Instructions for the task: From the listing below, select every line where the word "post" appears.

Data supplied:

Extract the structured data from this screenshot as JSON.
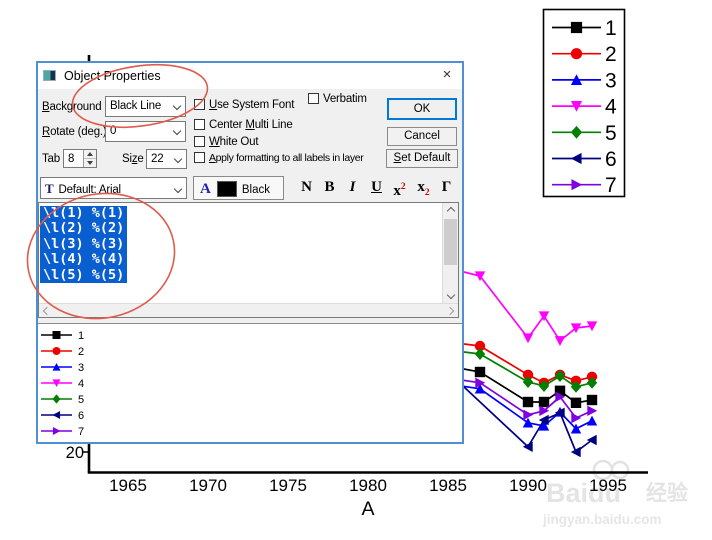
{
  "colors": {
    "selection_blue": "#0a5fd0",
    "dialog_border_blue": "#4e8fd5",
    "ok_default_border": "#0078d7",
    "annotation_red": "#dd5c4c",
    "watermark_gray": "#e4e4e4"
  },
  "dialog": {
    "title": "Object Properties",
    "close_glyph": "×",
    "background_label": {
      "pre": "",
      "key": "B",
      "post": "ackground"
    },
    "background_value": "Black Line",
    "rotate_label": {
      "pre": "",
      "key": "R",
      "post": "otate (deg.)"
    },
    "rotate_value": "0",
    "tab_label": "Tab",
    "tab_value": "8",
    "size_label": {
      "pre": "Si",
      "key": "z",
      "post": "e"
    },
    "size_value": "22",
    "font_value": "Default: Arial",
    "font_icon_glyph": "T",
    "color_glyph": "A",
    "color_value": "Black",
    "checkboxes": {
      "use_system_font": {
        "pre": "",
        "key": "U",
        "post": "se System Font",
        "checked": false
      },
      "verbatim": {
        "pre": "Verbatim",
        "key": "",
        "post": "",
        "checked": false
      },
      "center_multi_line": {
        "pre": "Center ",
        "key": "M",
        "post": "ulti Line",
        "checked": false
      },
      "white_out": {
        "pre": "",
        "key": "W",
        "post": "hite Out",
        "checked": false
      },
      "apply_formatting": {
        "pre": "",
        "key": "A",
        "post": "pply formatting to all labels in layer",
        "checked": false
      }
    },
    "buttons": {
      "ok": "OK",
      "cancel": "Cancel",
      "set_default": {
        "pre": "",
        "key": "S",
        "post": "et Default"
      }
    },
    "format_buttons": [
      {
        "base": "N"
      },
      {
        "base": "B"
      },
      {
        "base": "I"
      },
      {
        "base": "U"
      },
      {
        "base": "x",
        "sup": "2"
      },
      {
        "base": "x",
        "sub": "2"
      },
      {
        "base": "Γ"
      }
    ],
    "textarea_lines": [
      "\\l(1) %(1)",
      "\\l(2) %(2)",
      "\\l(3) %(3)",
      "\\l(4) %(4)",
      "\\l(5) %(5)"
    ]
  },
  "chart_data": {
    "type": "line",
    "xlabel": "A",
    "x_ticks": [
      1965,
      1970,
      1975,
      1980,
      1985,
      1990,
      1995
    ],
    "y_tick_labels": [
      "20"
    ],
    "legend_position": "top-right",
    "legend_labels": [
      "1",
      "2",
      "3",
      "4",
      "5",
      "6",
      "7"
    ],
    "series": [
      {
        "name": "1",
        "color": "#000000",
        "marker": "square",
        "points": [
          [
            1985,
            41.5
          ],
          [
            1987,
            40
          ],
          [
            1990,
            32.5
          ],
          [
            1991,
            32.5
          ],
          [
            1992,
            35.3
          ],
          [
            1993,
            32.3
          ],
          [
            1994,
            33
          ]
        ]
      },
      {
        "name": "2",
        "color": "#ee0000",
        "marker": "circle",
        "points": [
          [
            1985,
            47.5
          ],
          [
            1987,
            46.5
          ],
          [
            1990,
            39.3
          ],
          [
            1991,
            37.3
          ],
          [
            1992,
            39.3
          ],
          [
            1993,
            37.8
          ],
          [
            1994,
            38.8
          ]
        ]
      },
      {
        "name": "3",
        "color": "#0000ff",
        "marker": "triangle-up",
        "points": [
          [
            1985,
            37
          ],
          [
            1987,
            35.8
          ],
          [
            1990,
            27.3
          ],
          [
            1991,
            26.5
          ],
          [
            1992,
            30
          ],
          [
            1993,
            25.8
          ],
          [
            1994,
            27.8
          ]
        ]
      },
      {
        "name": "4",
        "color": "#ff00ff",
        "marker": "triangle-down",
        "points": [
          [
            1985,
            66
          ],
          [
            1987,
            64
          ],
          [
            1990,
            48.5
          ],
          [
            1991,
            54
          ],
          [
            1992,
            47.8
          ],
          [
            1993,
            51
          ],
          [
            1994,
            51.5
          ]
        ]
      },
      {
        "name": "5",
        "color": "#008000",
        "marker": "diamond",
        "points": [
          [
            1985,
            45.5
          ],
          [
            1987,
            44.5
          ],
          [
            1990,
            37.5
          ],
          [
            1991,
            36.5
          ],
          [
            1992,
            39
          ],
          [
            1993,
            36.3
          ],
          [
            1994,
            37.3
          ]
        ]
      },
      {
        "name": "6",
        "color": "#000080",
        "marker": "triangle-left",
        "points": [
          [
            1985,
            40
          ],
          [
            1990,
            21.3
          ],
          [
            1991,
            28
          ],
          [
            1992,
            29.8
          ],
          [
            1993,
            20
          ],
          [
            1994,
            23
          ]
        ]
      },
      {
        "name": "7",
        "color": "#7f00e0",
        "marker": "triangle-right",
        "points": [
          [
            1985,
            38.5
          ],
          [
            1987,
            37.3
          ],
          [
            1990,
            29.3
          ],
          [
            1991,
            30.3
          ],
          [
            1992,
            33.8
          ],
          [
            1993,
            28.5
          ],
          [
            1994,
            30.3
          ]
        ]
      }
    ]
  },
  "watermark": {
    "brand": "Baidu",
    "suffix": "经验",
    "url": "jingyan.baidu.com"
  }
}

Task answer:
      "post": "ackground"
      "post": "otate (deg.)"
      "post": "e"
        "post": "se System Font",
        "post": "",
        "post": "ulti Line",
        "post": "hite Out",
        "post": "pply formatting to all labels in layer",
        "post": "et Default"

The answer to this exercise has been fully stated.